Data listing:

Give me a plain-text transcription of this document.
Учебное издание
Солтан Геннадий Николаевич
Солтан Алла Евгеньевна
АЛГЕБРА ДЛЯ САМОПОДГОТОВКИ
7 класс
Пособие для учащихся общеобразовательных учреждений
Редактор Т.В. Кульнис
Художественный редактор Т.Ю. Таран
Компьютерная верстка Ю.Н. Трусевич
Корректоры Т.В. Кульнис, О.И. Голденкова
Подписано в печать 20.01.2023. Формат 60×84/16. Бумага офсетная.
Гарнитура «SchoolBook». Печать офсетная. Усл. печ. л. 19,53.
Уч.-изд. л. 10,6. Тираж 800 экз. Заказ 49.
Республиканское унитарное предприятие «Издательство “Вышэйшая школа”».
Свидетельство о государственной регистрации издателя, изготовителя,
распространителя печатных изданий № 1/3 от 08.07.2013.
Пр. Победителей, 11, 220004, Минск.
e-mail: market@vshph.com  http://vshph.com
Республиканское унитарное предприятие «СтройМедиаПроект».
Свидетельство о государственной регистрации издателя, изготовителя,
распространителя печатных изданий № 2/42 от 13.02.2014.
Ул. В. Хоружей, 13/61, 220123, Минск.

What this task involves: Repeat the data verbatim.

Solution for this problem:
Give me a plain-text transcription of this document.
Учебное издание
Солтан Геннадий Николаевич
Солтан Алла Евгеньевна
АЛГЕБРА ДЛЯ САМОПОДГОТОВКИ
7 класс
Пособие для учащихся общеобразовательных учреждений
Редактор Т.В. Кульнис
Художественный редактор Т.Ю. Таран
Компьютерная верстка Ю.Н. Трусевич
Корректоры Т.В. Кульнис, О.И. Голденкова
Подписано в печать 20.01.2023. Формат 60×84/16. Бумага офсетная.
Гарнитура «SchoolBook». Печать офсетная. Усл. печ. л. 19,53.
Уч.-изд. л. 10,6. Тираж 800 экз. Заказ 49.
Республиканское унитарное предприятие «Издательство “Вышэйшая школа”».
Свидетельство о государственной регистрации издателя, изготовителя,
распространителя печатных изданий № 1/3 от 08.07.2013.
Пр. Победителей, 11, 220004, Минск.
e-mail: market@vshph.com  http://vshph.com
Республиканское унитарное предприятие «СтройМедиаПроект».
Свидетельство о государственной регистрации издателя, изготовителя,
распространителя печатных изданий № 2/42 от 13.02.2014.
Ул. В. Хоружей, 13/61, 220123, Минск.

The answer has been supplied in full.